- [Source passage]:
We’ve all had moments where we find an odd coin or two in our change that we don’t recognise. This can be quite exciting at times – what if we’ve picked up a rare penny that could be worth thousands at auction? Unfortunately, many of us should be so lucky – but there’s still a great chance you have a few rare coins UK collectors will be looking to pay handsomely for.
However, knowing what to look for isn’t always so easy. It’s probably better to consult an expert to value your coin collection rather than heading straight to eBay, as prices can get inflated easily online.
In this guide, we’ll take you through the most valuable rare coins you’ll still find in the UK today, and how much you could potentially make if you are lucky enough to have kept them in your possession.
Are all old coins worth money?
Here’s the short answer – no. Unfortunately, just because a coin is old, doesn’t mean that it’s always likely to make a tidy profit. What you should be considering, instead, is rarity.
Coins that only had a limited run through the Royal Mint, for example, are highly sought-after. This is simply based on the idea of ‘limited edition’. If an item is considerably rare, such as first edition prints of popular books (such as The Fellowship of The Ring, Harry Potter, etc), collectors will willingly pay extra to have it in their possession.
So, when it comes to valuable UK pennies to look for – as well as recent coins that have seized collectors’ interests – you’re going to need to look at those little chunks of metal that have barely entered circulation.
Rarity doesn’t always happen on purpose, either. For example, some coins may have slipped through the mint as a result of errors during process. You’ll see a few examples like this in our list below.
Coins that are minted in error or are stopped as a result of printing mistakes are known as ‘mules’. These tend to be some of the most valuable, simply because they never intended to reach circulation – nor were they ever continued. Therefore, always check your coins for errors, as it’s a good sign you might have a genuine rarity actually worth more than the coin value alone.
What’s the most valuable coin of all time?

- [Stated goal 1]:
Starting at the beginning of the entries and ending at the line that contains "y2-tick-label: 200: [578, 73, 606, 92]", switch every "mcd-point" to "data-point" and write those lines out again with nothing else altered.
The coin guide and the entries that come after it were taken from unrelated sources.

- [Provided data]:
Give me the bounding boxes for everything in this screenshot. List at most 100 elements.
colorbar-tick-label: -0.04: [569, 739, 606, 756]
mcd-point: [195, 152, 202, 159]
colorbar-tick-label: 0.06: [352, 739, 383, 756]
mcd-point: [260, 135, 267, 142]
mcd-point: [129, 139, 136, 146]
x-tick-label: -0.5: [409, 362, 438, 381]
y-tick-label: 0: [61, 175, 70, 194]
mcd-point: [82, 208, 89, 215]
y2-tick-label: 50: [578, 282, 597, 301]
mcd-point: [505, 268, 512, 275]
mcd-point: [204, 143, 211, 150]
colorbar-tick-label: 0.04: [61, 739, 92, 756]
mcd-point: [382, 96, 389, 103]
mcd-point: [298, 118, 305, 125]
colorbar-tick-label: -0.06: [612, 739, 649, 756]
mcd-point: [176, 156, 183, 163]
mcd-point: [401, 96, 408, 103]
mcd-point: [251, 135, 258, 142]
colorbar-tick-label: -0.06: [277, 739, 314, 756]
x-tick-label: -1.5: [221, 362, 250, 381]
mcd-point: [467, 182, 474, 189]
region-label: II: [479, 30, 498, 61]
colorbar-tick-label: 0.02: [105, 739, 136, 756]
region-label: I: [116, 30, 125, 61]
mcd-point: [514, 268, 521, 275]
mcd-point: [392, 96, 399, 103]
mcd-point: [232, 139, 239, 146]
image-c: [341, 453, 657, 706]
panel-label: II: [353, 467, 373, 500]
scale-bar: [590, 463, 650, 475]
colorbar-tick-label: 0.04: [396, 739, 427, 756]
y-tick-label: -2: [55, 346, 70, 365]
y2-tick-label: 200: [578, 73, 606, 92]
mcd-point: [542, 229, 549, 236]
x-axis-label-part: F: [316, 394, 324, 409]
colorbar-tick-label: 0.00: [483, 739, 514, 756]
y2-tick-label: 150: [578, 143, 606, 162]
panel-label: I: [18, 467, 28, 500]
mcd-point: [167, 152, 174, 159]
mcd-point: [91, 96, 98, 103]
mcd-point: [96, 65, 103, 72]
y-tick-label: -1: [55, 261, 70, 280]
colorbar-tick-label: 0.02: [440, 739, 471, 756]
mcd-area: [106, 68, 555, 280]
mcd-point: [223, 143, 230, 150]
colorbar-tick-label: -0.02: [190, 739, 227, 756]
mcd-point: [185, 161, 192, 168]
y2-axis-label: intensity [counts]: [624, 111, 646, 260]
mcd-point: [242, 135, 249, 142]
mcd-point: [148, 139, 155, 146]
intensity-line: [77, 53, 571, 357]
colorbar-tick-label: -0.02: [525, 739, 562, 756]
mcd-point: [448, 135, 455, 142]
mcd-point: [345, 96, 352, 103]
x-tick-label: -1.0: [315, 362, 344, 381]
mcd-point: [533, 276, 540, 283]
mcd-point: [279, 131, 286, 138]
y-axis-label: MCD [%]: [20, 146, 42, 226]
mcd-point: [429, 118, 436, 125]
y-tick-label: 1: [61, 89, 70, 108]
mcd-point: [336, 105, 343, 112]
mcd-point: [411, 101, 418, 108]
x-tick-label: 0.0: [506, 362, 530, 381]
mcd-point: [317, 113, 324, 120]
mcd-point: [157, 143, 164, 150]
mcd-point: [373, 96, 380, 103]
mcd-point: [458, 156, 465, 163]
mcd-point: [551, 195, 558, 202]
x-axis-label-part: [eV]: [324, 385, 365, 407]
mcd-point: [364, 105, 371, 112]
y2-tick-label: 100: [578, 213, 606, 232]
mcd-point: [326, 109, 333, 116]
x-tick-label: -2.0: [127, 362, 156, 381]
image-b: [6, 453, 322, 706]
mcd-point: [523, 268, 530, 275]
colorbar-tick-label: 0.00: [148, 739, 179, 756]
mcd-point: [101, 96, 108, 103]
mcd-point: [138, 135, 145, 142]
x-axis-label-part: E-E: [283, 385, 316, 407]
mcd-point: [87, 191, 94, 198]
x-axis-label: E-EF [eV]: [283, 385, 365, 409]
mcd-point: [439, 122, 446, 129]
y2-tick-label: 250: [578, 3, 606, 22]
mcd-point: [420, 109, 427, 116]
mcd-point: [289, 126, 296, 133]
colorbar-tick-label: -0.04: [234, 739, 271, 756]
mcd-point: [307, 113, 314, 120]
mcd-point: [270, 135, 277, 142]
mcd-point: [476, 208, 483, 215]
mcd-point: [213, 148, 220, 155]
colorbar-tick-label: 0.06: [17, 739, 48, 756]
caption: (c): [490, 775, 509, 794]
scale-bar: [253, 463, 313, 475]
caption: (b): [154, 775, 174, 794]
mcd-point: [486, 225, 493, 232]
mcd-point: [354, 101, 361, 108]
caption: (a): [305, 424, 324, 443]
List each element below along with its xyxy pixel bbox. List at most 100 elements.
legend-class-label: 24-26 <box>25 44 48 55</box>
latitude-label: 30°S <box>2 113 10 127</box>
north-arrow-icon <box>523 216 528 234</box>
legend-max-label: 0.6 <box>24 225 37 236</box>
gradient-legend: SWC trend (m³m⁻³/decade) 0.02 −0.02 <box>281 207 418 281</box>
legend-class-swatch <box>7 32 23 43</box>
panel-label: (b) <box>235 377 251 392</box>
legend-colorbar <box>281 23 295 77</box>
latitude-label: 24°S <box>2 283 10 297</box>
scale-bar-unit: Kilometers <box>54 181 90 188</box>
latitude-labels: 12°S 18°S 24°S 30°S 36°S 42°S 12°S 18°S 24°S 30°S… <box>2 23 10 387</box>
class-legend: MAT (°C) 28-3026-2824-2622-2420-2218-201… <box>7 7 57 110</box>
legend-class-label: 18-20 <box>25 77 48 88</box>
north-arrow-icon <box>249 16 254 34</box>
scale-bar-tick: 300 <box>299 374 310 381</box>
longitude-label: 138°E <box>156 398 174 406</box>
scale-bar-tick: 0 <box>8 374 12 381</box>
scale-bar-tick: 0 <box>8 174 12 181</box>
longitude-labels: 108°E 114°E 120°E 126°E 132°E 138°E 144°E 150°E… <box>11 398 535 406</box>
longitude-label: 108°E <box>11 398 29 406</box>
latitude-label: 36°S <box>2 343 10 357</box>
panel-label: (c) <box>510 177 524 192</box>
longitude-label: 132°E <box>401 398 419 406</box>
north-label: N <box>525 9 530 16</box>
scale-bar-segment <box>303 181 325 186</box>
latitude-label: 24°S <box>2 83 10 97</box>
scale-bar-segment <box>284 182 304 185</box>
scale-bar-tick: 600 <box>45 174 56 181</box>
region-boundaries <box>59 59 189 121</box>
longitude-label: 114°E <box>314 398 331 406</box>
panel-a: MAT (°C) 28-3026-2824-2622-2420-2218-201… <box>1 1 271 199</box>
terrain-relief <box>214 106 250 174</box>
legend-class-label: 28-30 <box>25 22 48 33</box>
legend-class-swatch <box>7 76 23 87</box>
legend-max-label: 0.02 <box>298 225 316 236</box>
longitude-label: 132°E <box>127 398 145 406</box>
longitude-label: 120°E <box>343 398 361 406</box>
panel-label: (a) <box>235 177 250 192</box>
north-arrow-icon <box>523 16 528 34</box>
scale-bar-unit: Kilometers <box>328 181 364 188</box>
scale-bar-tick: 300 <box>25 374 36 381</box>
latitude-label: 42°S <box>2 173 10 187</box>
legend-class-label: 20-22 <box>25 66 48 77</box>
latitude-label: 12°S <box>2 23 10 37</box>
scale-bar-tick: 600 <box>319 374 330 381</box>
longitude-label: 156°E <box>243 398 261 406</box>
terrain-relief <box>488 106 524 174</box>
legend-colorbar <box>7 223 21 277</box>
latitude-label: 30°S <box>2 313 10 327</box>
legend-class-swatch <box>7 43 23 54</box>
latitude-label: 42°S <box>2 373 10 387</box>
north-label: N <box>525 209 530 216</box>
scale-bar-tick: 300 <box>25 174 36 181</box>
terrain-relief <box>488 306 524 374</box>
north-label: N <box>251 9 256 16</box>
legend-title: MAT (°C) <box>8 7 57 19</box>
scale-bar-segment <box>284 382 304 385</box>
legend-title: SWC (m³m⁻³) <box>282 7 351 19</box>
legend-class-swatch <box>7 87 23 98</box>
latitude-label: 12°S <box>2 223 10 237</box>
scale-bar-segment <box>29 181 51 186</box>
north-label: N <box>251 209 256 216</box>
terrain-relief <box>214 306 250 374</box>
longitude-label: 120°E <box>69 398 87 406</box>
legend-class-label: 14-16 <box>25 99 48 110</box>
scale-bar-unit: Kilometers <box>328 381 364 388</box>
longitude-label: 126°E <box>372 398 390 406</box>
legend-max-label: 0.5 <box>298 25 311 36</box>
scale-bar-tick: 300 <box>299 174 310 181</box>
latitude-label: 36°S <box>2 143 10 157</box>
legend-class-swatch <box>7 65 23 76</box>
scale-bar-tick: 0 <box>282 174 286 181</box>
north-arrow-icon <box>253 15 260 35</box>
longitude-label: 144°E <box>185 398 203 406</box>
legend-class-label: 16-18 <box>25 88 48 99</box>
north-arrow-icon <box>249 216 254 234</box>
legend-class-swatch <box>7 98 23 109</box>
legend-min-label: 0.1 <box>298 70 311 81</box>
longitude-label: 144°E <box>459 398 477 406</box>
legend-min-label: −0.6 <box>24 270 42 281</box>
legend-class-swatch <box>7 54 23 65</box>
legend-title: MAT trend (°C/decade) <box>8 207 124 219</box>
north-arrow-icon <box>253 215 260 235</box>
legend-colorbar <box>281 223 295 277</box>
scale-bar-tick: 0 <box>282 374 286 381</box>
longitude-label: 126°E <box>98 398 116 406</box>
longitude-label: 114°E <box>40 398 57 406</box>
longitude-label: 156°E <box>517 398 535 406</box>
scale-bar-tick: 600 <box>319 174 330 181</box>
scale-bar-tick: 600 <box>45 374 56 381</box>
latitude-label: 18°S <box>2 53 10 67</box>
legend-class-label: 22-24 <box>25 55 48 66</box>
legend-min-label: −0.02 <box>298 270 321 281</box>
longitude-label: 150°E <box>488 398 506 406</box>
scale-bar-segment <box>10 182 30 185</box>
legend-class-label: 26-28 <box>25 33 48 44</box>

- [Stated goal 2]:
Reproduce word for word the passage of the coin guide starting at "Are all old" and ending at "in their possession.".

- [Reply 1]:
Give me the bounding boxes for everything in this screenshot. List at most 100 elements.
colorbar-tick-label: -0.04: [569, 739, 606, 756]
data-point: [195, 152, 202, 159]
colorbar-tick-label: 0.06: [352, 739, 383, 756]
data-point: [260, 135, 267, 142]
data-point: [129, 139, 136, 146]
x-tick-label: -0.5: [409, 362, 438, 381]
y-tick-label: 0: [61, 175, 70, 194]
data-point: [82, 208, 89, 215]
y2-tick-label: 50: [578, 282, 597, 301]
data-point: [505, 268, 512, 275]
data-point: [204, 143, 211, 150]
colorbar-tick-label: 0.04: [61, 739, 92, 756]
data-point: [382, 96, 389, 103]
data-point: [298, 118, 305, 125]
colorbar-tick-label: -0.06: [612, 739, 649, 756]
data-point: [176, 156, 183, 163]
data-point: [401, 96, 408, 103]
data-point: [251, 135, 258, 142]
colorbar-tick-label: -0.06: [277, 739, 314, 756]
x-tick-label: -1.5: [221, 362, 250, 381]
data-point: [467, 182, 474, 189]
region-label: II: [479, 30, 498, 61]
colorbar-tick-label: 0.02: [105, 739, 136, 756]
region-label: I: [116, 30, 125, 61]
data-point: [514, 268, 521, 275]
data-point: [392, 96, 399, 103]
data-point: [232, 139, 239, 146]
image-c: [341, 453, 657, 706]
panel-label: II: [353, 467, 373, 500]
scale-bar: [590, 463, 650, 475]
colorbar-tick-label: 0.04: [396, 739, 427, 756]
y-tick-label: -2: [55, 346, 70, 365]
y2-tick-label: 200: [578, 73, 606, 92]

- [Reply 2]:
Are all old coins worth money?
Here’s the short answer – no. Unfortunately, just because a coin is old, doesn’t mean that it’s always likely to make a tidy profit. What you should be considering, instead, is rarity.
Coins that only had a limited run through the Royal Mint, for example, are highly sought-after. This is simply based on the idea of ‘limited edition’. If an item is considerably rare, such as first edition prints of popular books (such as The Fellowship of The Ring, Harry Potter, etc), collectors will willingly pay extra to have it in their possession.